● **Directions for this task**
Which lines have the string "Donald"? Copy all of them from the entries below.

● **Provided data**
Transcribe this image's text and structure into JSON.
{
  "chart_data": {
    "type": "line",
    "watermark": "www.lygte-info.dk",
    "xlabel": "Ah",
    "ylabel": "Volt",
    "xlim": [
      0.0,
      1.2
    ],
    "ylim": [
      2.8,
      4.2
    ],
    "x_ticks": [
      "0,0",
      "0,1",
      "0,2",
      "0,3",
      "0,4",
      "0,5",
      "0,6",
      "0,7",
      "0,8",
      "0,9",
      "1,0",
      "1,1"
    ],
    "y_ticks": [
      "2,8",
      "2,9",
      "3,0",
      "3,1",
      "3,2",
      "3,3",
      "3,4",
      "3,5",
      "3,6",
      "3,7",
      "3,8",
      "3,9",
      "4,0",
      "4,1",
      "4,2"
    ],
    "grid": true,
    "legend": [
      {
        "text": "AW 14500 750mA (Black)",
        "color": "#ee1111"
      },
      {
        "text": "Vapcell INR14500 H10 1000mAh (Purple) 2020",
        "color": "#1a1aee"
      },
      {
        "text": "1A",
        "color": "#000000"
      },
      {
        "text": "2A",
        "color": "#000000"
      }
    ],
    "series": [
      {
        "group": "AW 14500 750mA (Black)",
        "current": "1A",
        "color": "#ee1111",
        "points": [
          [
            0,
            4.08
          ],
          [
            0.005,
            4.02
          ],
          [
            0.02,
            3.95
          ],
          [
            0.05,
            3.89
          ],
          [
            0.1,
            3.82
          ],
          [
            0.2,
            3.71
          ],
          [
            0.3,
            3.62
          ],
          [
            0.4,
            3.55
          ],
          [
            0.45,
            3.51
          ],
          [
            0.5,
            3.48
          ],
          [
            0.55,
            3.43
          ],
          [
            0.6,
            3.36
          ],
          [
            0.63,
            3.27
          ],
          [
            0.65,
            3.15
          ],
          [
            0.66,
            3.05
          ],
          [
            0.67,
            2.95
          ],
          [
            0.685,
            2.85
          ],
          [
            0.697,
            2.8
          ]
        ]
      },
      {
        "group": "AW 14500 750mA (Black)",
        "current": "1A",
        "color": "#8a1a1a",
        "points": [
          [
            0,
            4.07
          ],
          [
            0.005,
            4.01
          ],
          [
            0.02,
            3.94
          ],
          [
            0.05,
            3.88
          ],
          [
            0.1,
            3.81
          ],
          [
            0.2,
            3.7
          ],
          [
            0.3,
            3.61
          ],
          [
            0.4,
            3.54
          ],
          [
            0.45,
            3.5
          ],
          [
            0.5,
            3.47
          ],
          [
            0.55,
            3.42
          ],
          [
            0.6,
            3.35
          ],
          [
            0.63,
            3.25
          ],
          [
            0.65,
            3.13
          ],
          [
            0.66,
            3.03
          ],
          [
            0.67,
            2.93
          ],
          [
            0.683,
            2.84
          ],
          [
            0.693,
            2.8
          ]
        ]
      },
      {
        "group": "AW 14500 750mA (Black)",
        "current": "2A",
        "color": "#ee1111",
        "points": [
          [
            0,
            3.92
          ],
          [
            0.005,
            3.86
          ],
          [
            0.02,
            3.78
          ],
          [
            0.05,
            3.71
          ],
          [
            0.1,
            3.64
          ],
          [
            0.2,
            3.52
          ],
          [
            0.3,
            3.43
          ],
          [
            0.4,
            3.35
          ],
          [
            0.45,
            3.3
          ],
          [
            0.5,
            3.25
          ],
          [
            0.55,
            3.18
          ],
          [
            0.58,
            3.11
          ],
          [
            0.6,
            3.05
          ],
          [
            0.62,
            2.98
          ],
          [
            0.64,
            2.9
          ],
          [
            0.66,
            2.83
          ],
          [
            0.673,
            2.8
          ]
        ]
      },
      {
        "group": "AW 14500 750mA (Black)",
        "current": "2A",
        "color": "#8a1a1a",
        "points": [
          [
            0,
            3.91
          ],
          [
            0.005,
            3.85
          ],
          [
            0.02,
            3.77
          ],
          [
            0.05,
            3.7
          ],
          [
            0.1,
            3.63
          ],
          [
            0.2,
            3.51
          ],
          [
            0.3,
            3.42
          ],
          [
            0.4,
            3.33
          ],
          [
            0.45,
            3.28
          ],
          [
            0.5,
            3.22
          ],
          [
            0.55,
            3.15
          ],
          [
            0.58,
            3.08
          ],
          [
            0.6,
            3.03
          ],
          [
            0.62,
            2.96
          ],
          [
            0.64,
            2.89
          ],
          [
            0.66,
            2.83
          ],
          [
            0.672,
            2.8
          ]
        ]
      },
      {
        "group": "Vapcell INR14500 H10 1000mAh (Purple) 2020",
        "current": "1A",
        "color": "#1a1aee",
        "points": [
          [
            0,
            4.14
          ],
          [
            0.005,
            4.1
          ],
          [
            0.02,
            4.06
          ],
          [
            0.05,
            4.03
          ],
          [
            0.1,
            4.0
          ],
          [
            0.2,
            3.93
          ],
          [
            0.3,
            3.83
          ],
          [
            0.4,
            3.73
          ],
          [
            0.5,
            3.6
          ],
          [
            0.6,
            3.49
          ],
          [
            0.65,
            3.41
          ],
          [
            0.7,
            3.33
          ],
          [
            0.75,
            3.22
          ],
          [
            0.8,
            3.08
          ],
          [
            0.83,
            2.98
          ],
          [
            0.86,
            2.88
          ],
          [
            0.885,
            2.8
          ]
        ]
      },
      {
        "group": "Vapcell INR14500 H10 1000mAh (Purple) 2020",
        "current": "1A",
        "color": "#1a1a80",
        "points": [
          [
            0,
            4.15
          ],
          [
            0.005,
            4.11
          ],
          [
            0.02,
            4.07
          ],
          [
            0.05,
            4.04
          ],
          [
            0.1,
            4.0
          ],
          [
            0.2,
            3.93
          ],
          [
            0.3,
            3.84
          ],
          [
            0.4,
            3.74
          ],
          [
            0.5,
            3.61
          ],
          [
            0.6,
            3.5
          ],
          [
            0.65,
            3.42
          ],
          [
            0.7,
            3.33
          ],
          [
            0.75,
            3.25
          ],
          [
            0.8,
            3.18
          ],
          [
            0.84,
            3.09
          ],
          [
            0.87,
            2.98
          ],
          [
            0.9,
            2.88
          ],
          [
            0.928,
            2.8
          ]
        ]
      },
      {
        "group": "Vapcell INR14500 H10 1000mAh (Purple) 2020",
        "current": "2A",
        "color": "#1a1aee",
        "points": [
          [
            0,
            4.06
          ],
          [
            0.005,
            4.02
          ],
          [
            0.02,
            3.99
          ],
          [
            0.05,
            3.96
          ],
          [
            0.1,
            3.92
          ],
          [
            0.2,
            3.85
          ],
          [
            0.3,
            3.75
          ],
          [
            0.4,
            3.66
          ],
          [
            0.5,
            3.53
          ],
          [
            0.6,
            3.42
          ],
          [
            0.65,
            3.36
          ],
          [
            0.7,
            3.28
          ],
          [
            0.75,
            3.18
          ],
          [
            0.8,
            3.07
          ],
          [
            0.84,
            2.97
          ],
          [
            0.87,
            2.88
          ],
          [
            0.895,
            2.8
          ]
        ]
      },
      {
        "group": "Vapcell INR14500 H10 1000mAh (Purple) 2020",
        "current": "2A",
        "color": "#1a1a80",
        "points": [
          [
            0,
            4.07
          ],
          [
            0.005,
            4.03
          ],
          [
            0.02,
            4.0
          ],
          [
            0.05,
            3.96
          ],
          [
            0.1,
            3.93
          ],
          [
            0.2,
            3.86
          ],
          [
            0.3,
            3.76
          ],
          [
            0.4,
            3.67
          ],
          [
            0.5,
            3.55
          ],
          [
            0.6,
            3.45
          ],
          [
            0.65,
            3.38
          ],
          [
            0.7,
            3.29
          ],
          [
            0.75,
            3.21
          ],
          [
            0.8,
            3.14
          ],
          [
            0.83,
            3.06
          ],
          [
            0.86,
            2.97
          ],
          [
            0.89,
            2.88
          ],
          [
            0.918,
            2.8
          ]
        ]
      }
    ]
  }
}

* * *

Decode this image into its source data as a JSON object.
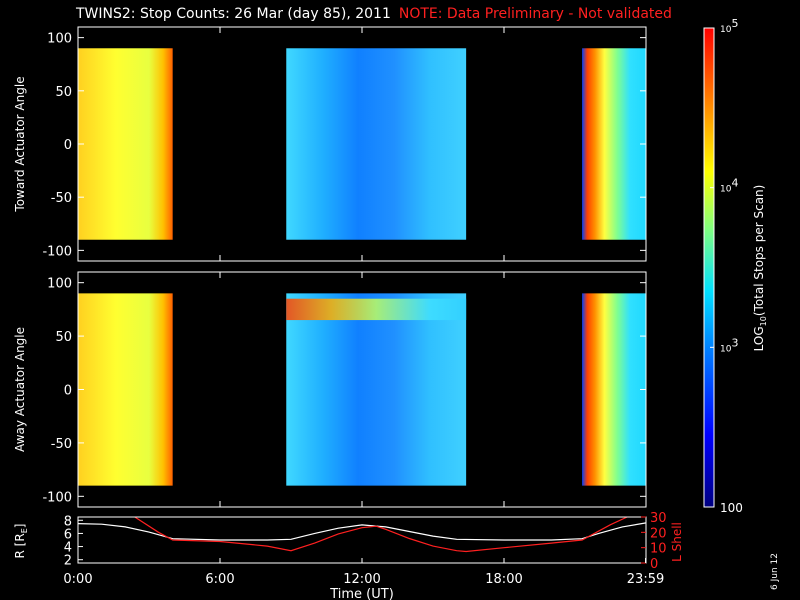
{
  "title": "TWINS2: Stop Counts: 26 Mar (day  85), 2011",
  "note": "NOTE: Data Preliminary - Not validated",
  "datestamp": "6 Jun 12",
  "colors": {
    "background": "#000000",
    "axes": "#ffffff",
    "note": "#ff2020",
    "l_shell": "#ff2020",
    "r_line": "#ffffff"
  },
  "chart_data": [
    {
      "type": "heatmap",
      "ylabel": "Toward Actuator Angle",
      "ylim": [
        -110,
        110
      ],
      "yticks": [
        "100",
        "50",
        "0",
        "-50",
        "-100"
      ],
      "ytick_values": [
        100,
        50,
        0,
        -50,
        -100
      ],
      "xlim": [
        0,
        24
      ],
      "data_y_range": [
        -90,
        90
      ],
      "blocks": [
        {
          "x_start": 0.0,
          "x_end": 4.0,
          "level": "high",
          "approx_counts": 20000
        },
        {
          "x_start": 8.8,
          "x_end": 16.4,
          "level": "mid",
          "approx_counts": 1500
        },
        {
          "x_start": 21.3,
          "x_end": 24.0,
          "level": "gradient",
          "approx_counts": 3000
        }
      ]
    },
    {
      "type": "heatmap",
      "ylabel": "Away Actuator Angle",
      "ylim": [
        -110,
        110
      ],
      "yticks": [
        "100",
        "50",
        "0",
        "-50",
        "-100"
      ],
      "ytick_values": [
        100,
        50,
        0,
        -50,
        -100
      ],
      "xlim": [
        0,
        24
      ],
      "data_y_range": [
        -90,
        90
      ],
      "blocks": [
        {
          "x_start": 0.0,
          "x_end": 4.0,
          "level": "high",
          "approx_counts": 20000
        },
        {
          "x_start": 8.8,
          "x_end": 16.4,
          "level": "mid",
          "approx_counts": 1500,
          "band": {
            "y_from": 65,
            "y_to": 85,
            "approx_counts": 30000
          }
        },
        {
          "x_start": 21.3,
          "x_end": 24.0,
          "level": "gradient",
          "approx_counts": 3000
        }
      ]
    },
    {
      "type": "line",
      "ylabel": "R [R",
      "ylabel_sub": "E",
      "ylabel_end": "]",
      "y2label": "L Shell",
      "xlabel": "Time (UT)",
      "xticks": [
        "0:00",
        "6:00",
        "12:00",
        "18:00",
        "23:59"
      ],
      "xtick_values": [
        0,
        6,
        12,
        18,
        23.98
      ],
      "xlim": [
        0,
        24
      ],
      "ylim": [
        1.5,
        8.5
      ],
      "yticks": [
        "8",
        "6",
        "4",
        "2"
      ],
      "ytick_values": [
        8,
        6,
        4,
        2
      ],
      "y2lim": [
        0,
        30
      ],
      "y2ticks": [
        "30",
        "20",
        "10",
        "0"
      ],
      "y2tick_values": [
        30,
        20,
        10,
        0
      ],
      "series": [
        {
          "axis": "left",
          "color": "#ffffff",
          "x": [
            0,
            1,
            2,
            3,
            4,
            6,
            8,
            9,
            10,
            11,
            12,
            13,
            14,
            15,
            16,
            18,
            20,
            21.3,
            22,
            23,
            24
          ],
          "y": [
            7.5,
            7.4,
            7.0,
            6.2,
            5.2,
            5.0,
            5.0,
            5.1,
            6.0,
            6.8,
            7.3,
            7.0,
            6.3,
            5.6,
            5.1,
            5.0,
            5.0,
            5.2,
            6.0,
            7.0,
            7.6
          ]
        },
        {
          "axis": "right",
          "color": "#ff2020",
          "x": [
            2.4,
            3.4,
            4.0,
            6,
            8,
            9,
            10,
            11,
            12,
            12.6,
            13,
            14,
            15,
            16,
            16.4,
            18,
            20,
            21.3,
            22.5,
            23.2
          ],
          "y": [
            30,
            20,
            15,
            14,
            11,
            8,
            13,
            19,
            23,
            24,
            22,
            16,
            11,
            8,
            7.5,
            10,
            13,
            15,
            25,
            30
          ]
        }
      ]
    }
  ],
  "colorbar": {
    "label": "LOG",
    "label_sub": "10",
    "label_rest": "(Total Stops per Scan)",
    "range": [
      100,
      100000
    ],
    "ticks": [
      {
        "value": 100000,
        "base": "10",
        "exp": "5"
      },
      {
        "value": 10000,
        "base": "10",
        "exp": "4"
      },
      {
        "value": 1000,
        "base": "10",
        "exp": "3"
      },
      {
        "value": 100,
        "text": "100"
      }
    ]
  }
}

--

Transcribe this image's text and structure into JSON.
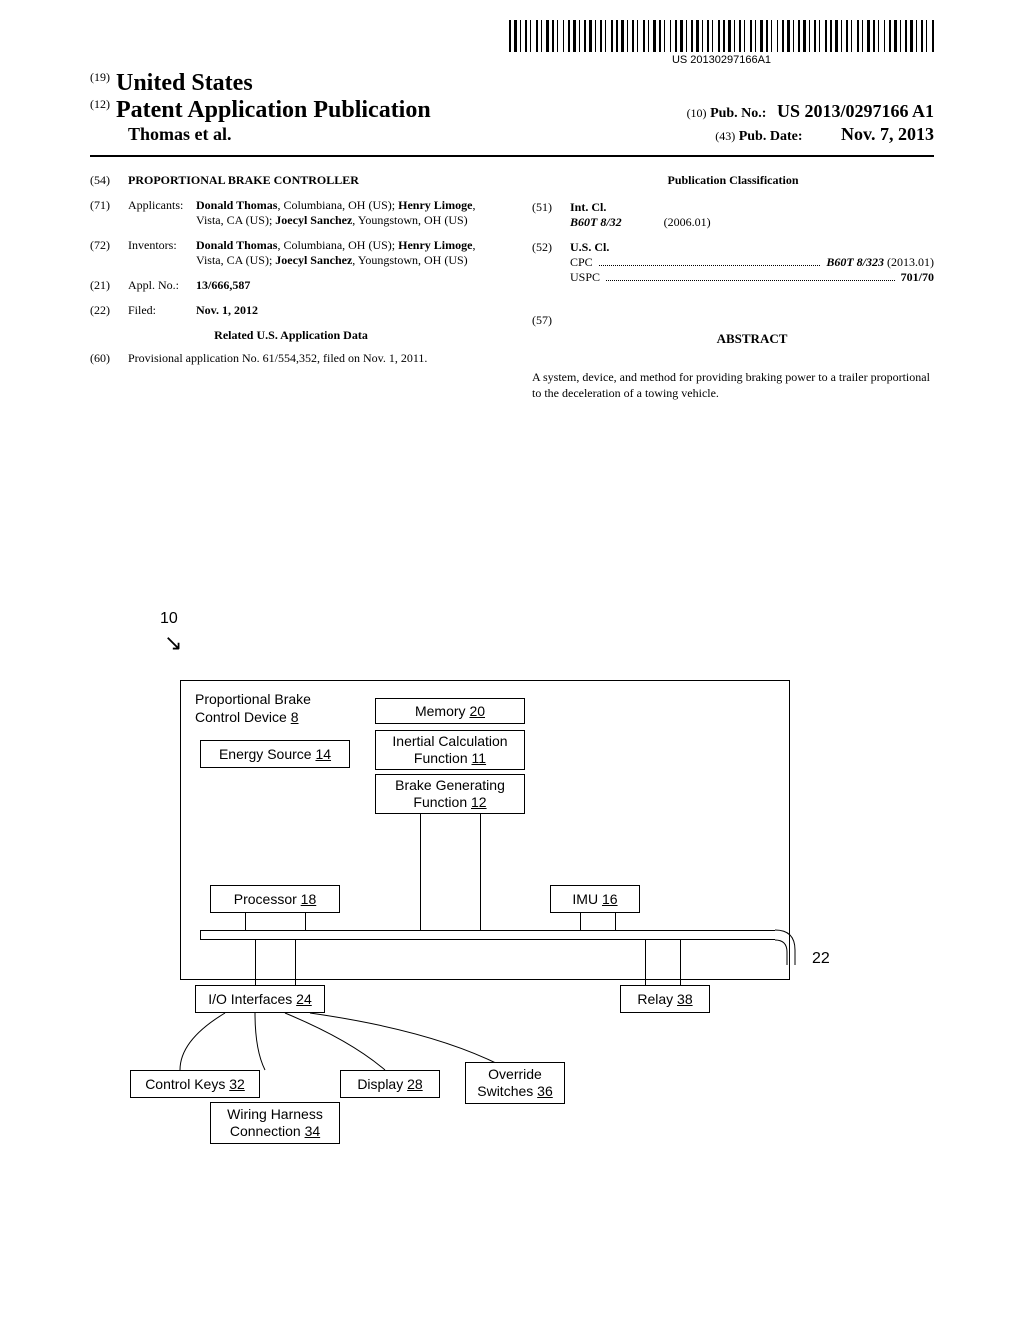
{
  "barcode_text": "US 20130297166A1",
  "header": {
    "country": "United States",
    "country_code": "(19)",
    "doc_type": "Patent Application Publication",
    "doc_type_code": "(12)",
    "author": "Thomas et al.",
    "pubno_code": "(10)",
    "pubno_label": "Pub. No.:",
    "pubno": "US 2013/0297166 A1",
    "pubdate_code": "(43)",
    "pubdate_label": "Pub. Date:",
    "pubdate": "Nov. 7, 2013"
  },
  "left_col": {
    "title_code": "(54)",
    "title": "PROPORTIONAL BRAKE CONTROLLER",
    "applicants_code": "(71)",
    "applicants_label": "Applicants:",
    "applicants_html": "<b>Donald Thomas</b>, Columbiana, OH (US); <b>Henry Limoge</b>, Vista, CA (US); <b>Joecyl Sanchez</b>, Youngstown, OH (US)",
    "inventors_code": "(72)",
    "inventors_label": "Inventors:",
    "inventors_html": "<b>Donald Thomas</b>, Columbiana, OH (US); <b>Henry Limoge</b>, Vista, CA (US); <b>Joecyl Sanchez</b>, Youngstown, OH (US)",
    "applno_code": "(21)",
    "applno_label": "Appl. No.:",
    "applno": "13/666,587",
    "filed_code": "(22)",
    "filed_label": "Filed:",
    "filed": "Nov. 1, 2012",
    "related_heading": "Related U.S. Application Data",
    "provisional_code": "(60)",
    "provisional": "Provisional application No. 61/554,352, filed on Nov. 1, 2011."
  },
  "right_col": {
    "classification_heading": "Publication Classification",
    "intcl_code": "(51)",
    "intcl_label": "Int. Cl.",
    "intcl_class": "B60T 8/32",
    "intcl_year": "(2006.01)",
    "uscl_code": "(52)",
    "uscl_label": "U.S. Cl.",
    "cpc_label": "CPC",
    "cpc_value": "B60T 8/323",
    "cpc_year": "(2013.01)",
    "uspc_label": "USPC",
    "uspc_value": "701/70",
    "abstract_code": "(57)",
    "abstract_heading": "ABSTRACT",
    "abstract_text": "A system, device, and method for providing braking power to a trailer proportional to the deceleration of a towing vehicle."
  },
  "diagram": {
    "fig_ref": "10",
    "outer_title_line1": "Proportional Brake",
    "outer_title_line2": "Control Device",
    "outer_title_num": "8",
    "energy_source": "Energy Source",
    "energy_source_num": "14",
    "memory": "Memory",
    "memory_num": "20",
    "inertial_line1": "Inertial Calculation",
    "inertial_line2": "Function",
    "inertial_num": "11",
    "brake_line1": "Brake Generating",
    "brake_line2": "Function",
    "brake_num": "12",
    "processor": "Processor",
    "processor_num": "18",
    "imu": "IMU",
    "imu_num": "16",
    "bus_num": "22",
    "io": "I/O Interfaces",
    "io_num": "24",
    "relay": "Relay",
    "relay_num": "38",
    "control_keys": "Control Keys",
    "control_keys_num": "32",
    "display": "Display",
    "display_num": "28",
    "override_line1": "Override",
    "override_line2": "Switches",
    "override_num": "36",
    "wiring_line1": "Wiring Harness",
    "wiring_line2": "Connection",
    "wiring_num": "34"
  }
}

● **Response**
    "applicants_html": "<b>Donald Thomas</b>, Columbiana, OH (US); <b>Henry Limoge</b>, Vista, CA (US); <b>Joecyl Sanchez</b>, Youngstown, OH (US)",
    "inventors_html": "<b>Donald Thomas</b>, Columbiana, OH (US); <b>Henry Limoge</b>, Vista, CA (US); <b>Joecyl Sanchez</b>, Youngstown, OH (US)",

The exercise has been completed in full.